### [STATED GOAL]
From the entries below, pull out each line where "this" appears.
----- EXERCISE DATA -----
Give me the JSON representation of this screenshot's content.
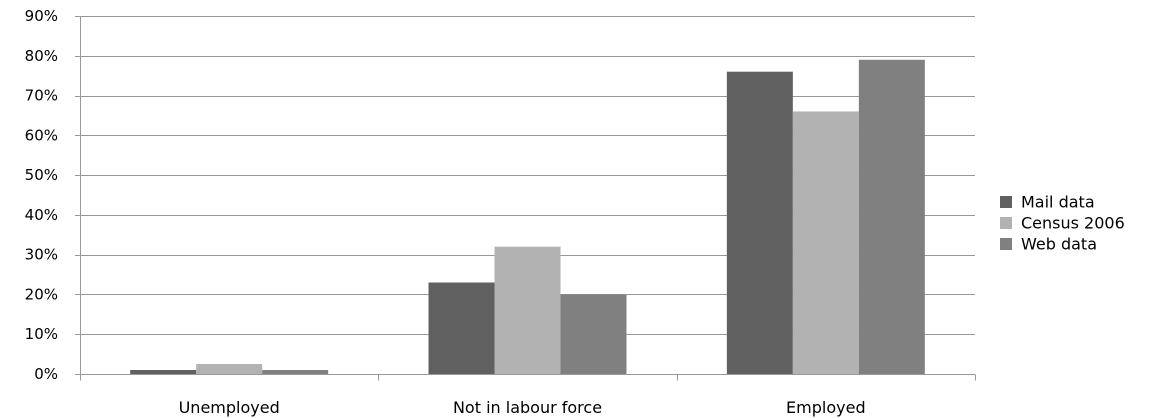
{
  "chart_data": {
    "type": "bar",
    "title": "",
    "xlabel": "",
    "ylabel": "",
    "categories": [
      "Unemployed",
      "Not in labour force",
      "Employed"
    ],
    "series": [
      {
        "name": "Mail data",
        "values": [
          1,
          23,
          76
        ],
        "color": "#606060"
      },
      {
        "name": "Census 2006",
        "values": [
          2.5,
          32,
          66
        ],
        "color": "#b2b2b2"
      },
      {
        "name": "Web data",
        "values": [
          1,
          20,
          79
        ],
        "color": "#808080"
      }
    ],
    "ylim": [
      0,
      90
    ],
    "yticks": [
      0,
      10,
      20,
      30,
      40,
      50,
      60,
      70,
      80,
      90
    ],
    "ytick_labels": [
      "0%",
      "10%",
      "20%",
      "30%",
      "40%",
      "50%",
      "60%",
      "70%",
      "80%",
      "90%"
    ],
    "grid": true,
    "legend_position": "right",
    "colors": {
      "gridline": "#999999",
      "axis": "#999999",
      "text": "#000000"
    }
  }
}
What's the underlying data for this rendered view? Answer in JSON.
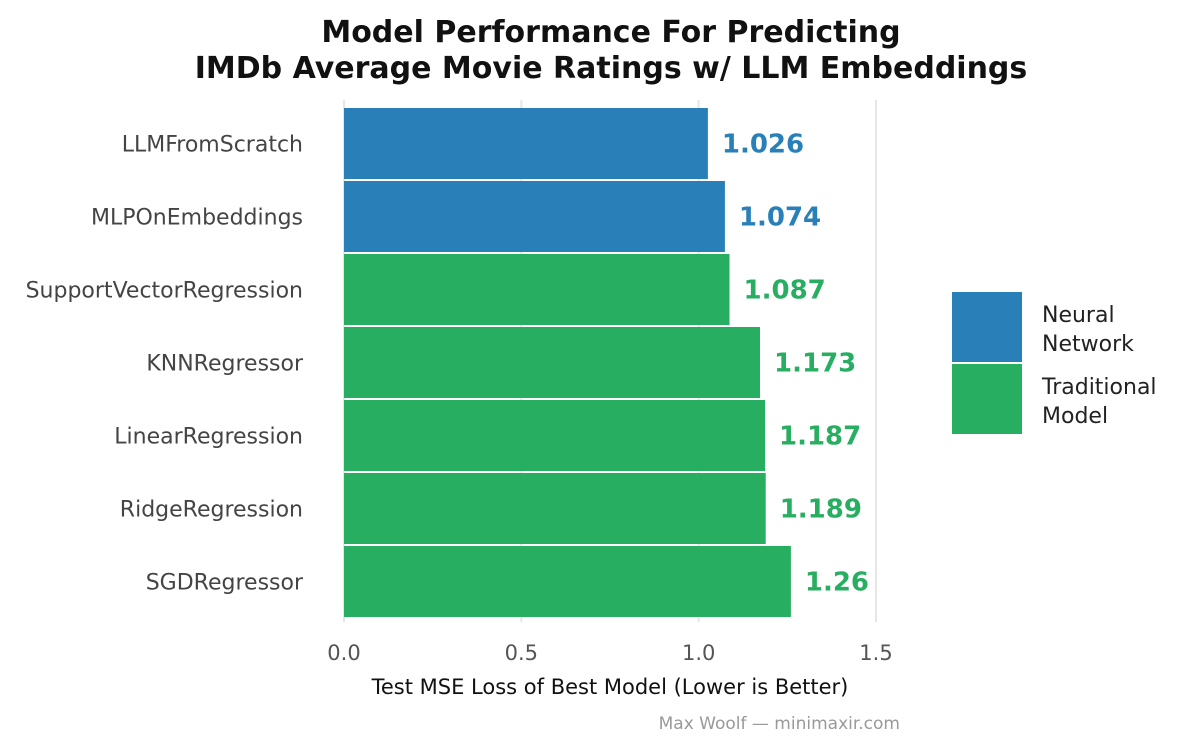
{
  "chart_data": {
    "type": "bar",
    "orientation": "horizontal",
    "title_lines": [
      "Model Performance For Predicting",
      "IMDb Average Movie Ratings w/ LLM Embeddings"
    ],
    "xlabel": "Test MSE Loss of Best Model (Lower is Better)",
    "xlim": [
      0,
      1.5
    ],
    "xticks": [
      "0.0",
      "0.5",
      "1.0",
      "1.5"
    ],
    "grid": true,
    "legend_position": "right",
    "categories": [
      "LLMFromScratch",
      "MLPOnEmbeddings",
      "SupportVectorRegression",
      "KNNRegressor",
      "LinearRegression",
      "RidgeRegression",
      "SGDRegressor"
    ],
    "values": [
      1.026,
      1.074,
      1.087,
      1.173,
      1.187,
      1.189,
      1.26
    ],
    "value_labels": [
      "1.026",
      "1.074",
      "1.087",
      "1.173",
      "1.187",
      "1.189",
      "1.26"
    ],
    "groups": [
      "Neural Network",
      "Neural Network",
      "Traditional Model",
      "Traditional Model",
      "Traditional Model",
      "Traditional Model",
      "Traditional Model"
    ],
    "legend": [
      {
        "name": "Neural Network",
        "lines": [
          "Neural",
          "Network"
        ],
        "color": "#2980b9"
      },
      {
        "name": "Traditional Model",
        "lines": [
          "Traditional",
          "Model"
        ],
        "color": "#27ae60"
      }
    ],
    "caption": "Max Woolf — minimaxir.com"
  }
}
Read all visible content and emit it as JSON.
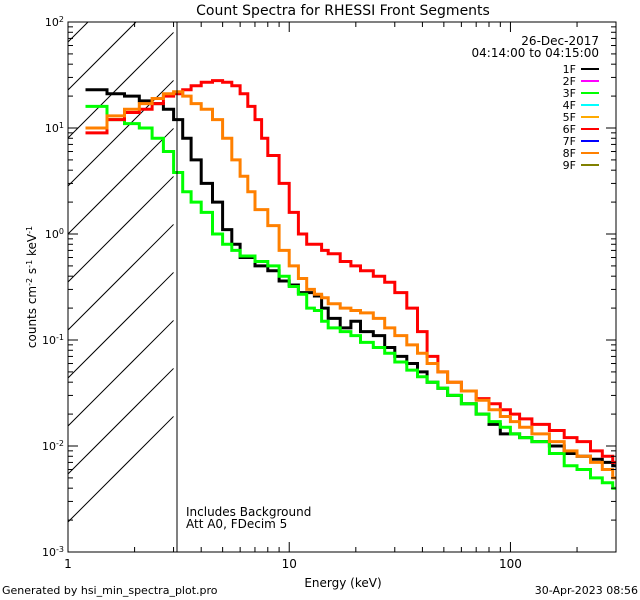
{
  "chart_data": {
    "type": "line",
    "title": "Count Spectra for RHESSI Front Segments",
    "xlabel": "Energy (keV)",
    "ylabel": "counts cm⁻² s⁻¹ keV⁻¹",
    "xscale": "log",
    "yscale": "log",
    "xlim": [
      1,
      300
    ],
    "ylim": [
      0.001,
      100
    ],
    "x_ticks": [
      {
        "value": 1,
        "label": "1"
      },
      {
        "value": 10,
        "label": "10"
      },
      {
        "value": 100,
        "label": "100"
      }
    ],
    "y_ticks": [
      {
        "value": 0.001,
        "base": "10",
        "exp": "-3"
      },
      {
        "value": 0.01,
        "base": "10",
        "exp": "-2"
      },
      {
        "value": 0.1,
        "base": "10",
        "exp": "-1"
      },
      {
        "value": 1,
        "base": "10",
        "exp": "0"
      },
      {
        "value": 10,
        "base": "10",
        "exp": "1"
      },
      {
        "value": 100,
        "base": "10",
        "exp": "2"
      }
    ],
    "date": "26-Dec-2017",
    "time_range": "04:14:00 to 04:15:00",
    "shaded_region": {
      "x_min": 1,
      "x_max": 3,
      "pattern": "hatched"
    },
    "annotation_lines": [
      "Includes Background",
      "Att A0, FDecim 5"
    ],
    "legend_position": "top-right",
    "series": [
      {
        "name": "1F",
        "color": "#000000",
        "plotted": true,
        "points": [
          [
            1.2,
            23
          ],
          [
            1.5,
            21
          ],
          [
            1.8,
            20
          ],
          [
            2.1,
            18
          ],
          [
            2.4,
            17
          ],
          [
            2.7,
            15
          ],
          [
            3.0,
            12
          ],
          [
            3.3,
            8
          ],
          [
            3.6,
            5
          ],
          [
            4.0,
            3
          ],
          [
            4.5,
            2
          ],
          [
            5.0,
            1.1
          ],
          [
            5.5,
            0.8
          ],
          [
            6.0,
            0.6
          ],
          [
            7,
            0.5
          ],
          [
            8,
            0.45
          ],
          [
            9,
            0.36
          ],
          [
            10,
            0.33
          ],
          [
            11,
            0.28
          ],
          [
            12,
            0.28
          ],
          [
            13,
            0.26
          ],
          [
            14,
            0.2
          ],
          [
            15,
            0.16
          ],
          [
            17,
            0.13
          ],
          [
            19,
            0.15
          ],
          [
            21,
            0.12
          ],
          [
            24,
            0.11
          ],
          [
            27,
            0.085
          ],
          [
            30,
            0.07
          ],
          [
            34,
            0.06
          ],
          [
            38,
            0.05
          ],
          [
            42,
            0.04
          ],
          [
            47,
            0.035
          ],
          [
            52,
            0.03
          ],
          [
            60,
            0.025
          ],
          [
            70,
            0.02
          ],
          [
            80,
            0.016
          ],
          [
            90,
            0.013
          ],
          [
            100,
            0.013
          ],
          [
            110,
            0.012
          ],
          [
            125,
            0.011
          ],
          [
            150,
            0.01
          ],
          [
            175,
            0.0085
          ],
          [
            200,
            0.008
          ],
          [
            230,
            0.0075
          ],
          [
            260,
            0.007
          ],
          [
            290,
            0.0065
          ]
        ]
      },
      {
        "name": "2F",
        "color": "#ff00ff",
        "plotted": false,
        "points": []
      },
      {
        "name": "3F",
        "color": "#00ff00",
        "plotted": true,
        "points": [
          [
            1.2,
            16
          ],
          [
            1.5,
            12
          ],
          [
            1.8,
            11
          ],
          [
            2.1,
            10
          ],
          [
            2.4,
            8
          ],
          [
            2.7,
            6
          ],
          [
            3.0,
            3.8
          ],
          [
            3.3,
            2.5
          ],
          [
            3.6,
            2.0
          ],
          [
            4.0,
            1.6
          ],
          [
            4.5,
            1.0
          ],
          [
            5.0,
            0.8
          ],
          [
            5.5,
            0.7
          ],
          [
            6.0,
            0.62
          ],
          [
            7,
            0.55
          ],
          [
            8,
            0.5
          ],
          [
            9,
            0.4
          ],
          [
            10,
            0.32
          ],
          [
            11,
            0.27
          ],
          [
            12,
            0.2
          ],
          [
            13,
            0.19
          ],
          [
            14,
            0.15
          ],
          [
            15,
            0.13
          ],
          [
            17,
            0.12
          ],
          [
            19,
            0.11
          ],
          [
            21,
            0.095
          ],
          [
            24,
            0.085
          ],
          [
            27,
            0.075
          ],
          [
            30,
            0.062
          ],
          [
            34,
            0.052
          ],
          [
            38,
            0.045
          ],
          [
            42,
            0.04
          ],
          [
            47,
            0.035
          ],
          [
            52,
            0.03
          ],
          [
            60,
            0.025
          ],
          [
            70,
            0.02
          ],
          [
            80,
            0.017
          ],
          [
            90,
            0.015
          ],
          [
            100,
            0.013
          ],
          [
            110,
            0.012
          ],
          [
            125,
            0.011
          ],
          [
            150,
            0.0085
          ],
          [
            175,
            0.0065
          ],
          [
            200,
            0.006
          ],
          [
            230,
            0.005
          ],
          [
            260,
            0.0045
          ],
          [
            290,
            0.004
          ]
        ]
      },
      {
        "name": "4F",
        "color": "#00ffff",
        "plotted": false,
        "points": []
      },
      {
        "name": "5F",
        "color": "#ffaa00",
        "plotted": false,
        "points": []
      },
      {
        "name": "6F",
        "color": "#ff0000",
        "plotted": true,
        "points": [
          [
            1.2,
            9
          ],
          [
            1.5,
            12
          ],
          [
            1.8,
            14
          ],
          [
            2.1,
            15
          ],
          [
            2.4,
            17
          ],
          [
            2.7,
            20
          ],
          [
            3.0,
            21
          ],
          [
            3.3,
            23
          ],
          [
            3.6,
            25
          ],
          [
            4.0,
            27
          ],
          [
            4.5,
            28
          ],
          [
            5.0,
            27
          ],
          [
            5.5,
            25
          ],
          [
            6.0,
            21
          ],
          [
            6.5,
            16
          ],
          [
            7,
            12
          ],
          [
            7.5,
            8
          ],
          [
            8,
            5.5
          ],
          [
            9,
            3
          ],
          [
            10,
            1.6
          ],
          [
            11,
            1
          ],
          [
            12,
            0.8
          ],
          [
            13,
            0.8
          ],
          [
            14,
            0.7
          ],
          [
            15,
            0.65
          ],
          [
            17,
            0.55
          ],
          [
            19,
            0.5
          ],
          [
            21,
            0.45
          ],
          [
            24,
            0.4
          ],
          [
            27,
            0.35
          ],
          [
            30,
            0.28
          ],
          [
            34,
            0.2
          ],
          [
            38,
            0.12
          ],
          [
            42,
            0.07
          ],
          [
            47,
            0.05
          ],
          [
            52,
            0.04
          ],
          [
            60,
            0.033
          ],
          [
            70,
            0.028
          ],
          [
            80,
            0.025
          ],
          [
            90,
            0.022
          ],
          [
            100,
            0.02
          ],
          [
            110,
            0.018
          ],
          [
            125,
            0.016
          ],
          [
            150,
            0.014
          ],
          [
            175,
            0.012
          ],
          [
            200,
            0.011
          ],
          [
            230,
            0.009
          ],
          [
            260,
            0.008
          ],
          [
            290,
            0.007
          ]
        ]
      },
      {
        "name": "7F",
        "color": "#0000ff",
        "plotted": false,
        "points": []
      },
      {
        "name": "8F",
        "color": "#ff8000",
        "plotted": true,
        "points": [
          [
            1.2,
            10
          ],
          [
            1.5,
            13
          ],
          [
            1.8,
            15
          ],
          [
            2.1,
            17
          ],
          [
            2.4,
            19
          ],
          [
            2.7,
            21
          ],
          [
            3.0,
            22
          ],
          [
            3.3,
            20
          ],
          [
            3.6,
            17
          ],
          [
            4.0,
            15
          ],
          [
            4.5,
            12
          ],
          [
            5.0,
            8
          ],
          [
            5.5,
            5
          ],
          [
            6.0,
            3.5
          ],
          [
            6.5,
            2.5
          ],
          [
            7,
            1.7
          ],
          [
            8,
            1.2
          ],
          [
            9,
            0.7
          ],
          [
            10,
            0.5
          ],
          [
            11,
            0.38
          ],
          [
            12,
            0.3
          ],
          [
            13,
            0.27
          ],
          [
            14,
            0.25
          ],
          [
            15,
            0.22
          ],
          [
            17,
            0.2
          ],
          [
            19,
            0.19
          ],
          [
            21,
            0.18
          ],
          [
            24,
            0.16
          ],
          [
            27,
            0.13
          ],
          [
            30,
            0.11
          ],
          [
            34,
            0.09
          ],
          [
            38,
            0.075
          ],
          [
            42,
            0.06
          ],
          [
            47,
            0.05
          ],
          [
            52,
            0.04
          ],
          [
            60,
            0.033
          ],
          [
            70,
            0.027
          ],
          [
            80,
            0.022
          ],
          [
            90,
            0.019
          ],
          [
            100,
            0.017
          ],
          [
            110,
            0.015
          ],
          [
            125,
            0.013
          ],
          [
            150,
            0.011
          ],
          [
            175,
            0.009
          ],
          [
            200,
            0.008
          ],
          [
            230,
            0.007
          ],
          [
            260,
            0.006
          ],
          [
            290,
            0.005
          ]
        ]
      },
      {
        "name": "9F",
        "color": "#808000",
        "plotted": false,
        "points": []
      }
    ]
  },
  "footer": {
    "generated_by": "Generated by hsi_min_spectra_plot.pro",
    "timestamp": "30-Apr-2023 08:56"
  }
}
-----
### [OUTPUT OF THE TASK]
Give me the JSON representation of this screenshot's content.
What's the underlying data for this rendered view? Answer in JSON.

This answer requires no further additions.